### Extracted records:
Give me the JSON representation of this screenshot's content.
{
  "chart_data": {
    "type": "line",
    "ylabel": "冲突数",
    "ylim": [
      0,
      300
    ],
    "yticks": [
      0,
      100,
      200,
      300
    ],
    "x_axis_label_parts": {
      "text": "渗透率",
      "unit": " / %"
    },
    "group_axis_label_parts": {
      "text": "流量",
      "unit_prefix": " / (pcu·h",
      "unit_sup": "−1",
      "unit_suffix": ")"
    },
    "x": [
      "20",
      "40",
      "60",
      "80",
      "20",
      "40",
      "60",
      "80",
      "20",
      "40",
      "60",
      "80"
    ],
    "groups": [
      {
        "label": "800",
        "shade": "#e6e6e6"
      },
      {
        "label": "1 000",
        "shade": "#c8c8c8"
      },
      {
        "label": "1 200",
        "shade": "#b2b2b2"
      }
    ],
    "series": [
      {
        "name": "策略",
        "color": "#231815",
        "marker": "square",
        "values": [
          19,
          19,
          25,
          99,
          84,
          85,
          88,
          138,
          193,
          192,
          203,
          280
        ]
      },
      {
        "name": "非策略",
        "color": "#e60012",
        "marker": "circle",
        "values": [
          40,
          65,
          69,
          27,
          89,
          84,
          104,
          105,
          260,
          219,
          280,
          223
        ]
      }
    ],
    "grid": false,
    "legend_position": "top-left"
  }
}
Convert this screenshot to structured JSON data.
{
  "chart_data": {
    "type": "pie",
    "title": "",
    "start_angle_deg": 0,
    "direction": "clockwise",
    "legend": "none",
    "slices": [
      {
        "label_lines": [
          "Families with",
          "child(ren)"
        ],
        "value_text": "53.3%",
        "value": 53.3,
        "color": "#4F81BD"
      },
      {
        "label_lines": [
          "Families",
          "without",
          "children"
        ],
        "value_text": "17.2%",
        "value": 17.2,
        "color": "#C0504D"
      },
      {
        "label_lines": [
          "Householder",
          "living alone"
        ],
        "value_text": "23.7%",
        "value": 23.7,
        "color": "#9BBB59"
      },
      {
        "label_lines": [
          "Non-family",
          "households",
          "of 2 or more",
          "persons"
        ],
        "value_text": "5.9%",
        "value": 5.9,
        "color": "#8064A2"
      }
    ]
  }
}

### Work to do:
Give only the number of lines in the entries above that hold the string "JSON".

### Response to the task:
2